PROBLEMS TO SOLVE:
• 1. Revise the passage on relativistic time at the US Naval Observatory by restating it starting at "Since the nineteenth" and ending at "of this work.", with "relativity" replaced by "general relativity".
• 2. Answer these questions from the page on relativistic time at the US Naval Observatory:
(a) Who received USNO support and employment before going on to undertake the Michelson-Morley experiment?
(b) What did USNO first fly around the world as a test of relativity?
(c) To whom should USNO make its data available, besides the Navy and the Department of Defense?

PAGE EXCERPT:
-- start --

Relativistic Time at the US Naval Observatory

Abstract

Since the nineteenth century, the US Naval Observatory (USNO) has contributed to the science of relativity and also benefited from it. Albert Michelson received USNO support and employment before going on to undertake the Michelson-Morley experiment. USNO first flew atomic clocks around the world as a test of relativity. USNO staff have written articles and a textbook on relativity, and a pedagogical explanation of why curved space-time causes an apple to fall is provided. Two recent tests of Einstein’s equivalence principle (EEP) are described, and a section in memory of Dr. Gernot Winkler is included at the end of this work.

Introduction

The USNO’s mission, as indicated on its web pages (http://www.usno.navy.mil/USNO/about-us/the-usno-mission), is the following:

1. 1.

   Determine the positions and motions of celestial bodies, motions of the Earth, and precise time.

2. 2.

   Provide astronomical and timing data required by the Navy and other components of the Department of Defense for navigation, precise positioning, and command, control, and communications.

3. 3.

   Make these data available to other government agencies and to the general public.

4. 4.

   Conduct relevant research, and perform such other functions as may be directed by higher authority.

-- end --

[Records in a dataset]
-- start --

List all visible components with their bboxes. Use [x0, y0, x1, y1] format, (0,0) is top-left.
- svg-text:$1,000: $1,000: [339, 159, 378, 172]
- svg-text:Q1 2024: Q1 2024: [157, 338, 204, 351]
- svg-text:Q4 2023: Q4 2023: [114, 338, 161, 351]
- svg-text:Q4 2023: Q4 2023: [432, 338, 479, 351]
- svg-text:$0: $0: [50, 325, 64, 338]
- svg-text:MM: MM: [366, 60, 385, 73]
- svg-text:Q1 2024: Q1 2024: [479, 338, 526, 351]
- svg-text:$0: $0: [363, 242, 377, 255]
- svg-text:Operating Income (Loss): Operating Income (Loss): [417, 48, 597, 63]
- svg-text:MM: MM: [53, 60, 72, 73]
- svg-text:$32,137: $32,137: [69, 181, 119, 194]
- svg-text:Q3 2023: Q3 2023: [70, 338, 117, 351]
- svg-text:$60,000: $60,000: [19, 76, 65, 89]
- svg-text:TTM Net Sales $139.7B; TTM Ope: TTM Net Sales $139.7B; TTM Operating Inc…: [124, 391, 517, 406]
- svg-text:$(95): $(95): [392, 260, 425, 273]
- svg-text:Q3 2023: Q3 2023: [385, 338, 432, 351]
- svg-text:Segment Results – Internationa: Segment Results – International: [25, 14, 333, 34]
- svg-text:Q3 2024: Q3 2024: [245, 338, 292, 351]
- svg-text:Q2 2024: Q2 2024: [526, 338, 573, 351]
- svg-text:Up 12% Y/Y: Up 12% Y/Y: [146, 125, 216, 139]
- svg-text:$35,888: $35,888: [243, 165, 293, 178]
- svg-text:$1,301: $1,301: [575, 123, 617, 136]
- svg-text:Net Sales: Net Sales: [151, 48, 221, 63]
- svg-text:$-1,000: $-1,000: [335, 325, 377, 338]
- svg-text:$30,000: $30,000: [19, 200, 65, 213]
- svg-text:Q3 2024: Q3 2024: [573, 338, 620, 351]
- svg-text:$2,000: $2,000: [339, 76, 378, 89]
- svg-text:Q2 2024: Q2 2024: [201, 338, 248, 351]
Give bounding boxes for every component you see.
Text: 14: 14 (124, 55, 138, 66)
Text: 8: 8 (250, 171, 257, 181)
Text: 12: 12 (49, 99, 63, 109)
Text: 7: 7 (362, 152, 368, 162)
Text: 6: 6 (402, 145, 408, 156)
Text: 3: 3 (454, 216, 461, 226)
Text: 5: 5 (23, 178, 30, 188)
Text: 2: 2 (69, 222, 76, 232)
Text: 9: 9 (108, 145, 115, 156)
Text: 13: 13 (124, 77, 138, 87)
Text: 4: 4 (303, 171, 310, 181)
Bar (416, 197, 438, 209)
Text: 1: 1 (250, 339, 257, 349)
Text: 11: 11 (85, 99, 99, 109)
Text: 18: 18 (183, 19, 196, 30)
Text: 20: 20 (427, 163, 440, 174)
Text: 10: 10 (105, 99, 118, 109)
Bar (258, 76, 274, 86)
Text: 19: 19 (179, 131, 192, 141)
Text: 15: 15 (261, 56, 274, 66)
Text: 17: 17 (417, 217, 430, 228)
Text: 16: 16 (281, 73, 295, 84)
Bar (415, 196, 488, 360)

-- end --

RESPONSE LIST:
• 1.
Since the nineteenth century, the US Naval Observatory (USNO) has contributed to the science of general relativity and also benefited from it. Albert Michelson received USNO support and employment before going on to undertake the Michelson-Morley experiment. USNO first flew atomic clocks around the world as a test of general relativity. USNO staff have written articles and a textbook on general relativity, and a pedagogical explanation of why curved space-time causes an apple to fall is provided. Two recent tests of Einstein’s equivalence principle (EEP) are described, and a section in memory of Dr. Gernot Winkler is included at the end of this work.

• 2.
(a) Albert Michelson
(b) Atomic clocks
(c) Other government agencies and the general public